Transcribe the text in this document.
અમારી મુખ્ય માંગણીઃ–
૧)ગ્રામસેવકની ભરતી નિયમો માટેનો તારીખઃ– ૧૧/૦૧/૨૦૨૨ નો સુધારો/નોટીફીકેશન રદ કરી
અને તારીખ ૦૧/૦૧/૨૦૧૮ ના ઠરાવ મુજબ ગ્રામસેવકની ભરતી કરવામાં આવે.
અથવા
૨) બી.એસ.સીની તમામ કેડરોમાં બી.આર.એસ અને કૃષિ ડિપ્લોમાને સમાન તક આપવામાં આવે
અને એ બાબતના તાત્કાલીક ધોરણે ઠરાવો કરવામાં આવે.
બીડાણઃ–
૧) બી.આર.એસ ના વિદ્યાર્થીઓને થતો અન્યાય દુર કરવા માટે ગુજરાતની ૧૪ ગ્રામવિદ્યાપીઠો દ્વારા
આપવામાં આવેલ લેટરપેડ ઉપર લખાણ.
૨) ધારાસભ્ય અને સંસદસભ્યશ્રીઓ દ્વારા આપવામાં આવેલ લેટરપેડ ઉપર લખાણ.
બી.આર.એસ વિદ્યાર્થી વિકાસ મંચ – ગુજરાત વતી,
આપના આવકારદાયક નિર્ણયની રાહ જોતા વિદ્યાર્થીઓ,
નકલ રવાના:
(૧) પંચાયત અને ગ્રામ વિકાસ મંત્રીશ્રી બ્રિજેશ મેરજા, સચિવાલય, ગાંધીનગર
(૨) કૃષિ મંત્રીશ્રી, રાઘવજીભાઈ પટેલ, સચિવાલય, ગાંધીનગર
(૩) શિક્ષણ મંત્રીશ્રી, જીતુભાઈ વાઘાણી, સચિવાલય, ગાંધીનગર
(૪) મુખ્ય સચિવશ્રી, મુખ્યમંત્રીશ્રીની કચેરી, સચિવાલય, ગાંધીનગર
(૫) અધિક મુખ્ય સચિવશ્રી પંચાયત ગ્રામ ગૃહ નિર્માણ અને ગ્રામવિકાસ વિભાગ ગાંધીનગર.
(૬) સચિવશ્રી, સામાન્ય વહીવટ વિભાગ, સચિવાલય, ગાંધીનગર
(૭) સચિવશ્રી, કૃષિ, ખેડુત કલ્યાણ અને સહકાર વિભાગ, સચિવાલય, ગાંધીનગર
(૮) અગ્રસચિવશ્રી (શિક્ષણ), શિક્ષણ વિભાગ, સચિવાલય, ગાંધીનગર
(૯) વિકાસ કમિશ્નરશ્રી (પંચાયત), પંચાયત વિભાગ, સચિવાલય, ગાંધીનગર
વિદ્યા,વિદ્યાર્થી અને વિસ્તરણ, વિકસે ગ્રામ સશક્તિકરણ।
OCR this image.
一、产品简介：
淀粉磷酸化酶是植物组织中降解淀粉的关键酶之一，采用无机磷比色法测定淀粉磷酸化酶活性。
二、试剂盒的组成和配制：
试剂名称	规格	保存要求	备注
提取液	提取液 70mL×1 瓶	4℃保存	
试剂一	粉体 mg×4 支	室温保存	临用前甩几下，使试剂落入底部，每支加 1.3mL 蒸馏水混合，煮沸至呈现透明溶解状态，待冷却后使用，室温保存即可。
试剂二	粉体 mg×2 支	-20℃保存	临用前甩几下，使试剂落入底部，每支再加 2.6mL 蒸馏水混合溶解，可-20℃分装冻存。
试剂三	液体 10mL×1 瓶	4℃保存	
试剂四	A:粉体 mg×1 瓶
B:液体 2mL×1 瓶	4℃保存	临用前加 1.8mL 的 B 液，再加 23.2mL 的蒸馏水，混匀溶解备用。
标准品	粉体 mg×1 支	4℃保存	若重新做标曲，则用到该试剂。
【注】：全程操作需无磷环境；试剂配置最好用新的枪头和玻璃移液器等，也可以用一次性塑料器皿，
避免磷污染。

☆ ☆ ☆ ☆ ☆ ☆ ☆

### [The exercise]
All of the data needs to be printed once more, exactly.

### [Exercise result]
Transcribe the text in this document.
અમારી મુખ્ય માંગણીઃ–
૧)ગ્રામસેવકની ભરતી નિયમો માટેનો તારીખઃ– ૧૧/૦૧/૨૦૨૨ નો સુધારો/નોટીફીકેશન રદ કરી
અને તારીખ ૦૧/૦૧/૨૦૧૮ ના ઠરાવ મુજબ ગ્રામસેવકની ભરતી કરવામાં આવે.
અથવા
૨) બી.એસ.સીની તમામ કેડરોમાં બી.આર.એસ અને કૃષિ ડિપ્લોમાને સમાન તક આપવામાં આવે
અને એ બાબતના તાત્કાલીક ધોરણે ઠરાવો કરવામાં આવે.
બીડાણઃ–
૧) બી.આર.એસ ના વિદ્યાર્થીઓને થતો અન્યાય દુર કરવા માટે ગુજરાતની ૧૪ ગ્રામવિદ્યાપીઠો દ્વારા
આપવામાં આવેલ લેટરપેડ ઉપર લખાણ.
૨) ધારાસભ્ય અને સંસદસભ્યશ્રીઓ દ્વારા આપવામાં આવેલ લેટરપેડ ઉપર લખાણ.
બી.આર.એસ વિદ્યાર્થી વિકાસ મંચ – ગુજરાત વતી,
આપના આવકારદાયક નિર્ણયની રાહ જોતા વિદ્યાર્થીઓ,
નકલ રવાના:
(૧) પંચાયત અને ગ્રામ વિકાસ મંત્રીશ્રી બ્રિજેશ મેરજા, સચિવાલય, ગાંધીનગર
(૨) કૃષિ મંત્રીશ્રી, રાઘવજીભાઈ પટેલ, સચિવાલય, ગાંધીનગર
(૩) શિક્ષણ મંત્રીશ્રી, જીતુભાઈ વાઘાણી, સચિવાલય, ગાંધીનગર
(૪) મુખ્ય સચિવશ્રી, મુખ્યમંત્રીશ્રીની કચેરી, સચિવાલય, ગાંધીનગર
(૫) અધિક મુખ્ય સચિવશ્રી પંચાયત ગ્રામ ગૃહ નિર્માણ અને ગ્રામવિકાસ વિભાગ ગાંધીનગર.
(૬) સચિવશ્રી, સામાન્ય વહીવટ વિભાગ, સચિવાલય, ગાંધીનગર
(૭) સચિવશ્રી, કૃષિ, ખેડુત કલ્યાણ અને સહકાર વિભાગ, સચિવાલય, ગાંધીનગર
(૮) અગ્રસચિવશ્રી (શિક્ષણ), શિક્ષણ વિભાગ, સચિવાલય, ગાંધીનગર
(૯) વિકાસ કમિશ્નરશ્રી (પંચાયત), પંચાયત વિભાગ, સચિવાલય, ગાંધીનગર
વિદ્યા,વિદ્યાર્થી અને વિસ્તરણ, વિકસે ગ્રામ સશક્તિકરણ।
OCR this image.
一、产品简介：
淀粉磷酸化酶是植物组织中降解淀粉的关键酶之一，采用无机磷比色法测定淀粉磷酸化酶活性。
二、试剂盒的组成和配制：
试剂名称	规格	保存要求	备注
提取液	提取液 70mL×1 瓶	4℃保存	
试剂一	粉体 mg×4 支	室温保存	临用前甩几下，使试剂落入底部，每支加 1.3mL 蒸馏水混合，煮沸至呈现透明溶解状态，待冷却后使用，室温保存即可。
试剂二	粉体 mg×2 支	-20℃保存	临用前甩几下，使试剂落入底部，每支再加 2.6mL 蒸馏水混合溶解，可-20℃分装冻存。
试剂三	液体 10mL×1 瓶	4℃保存	
试剂四	A:粉体 mg×1 瓶
B:液体 2mL×1 瓶	4℃保存	临用前加 1.8mL 的 B 液，再加 23.2mL 的蒸馏水，混匀溶解备用。
标准品	粉体 mg×1 支	4℃保存	若重新做标曲，则用到该试剂。
【注】：全程操作需无磷环境；试剂配置最好用新的枪头和玻璃移液器等，也可以用一次性塑料器皿，
避免磷污染。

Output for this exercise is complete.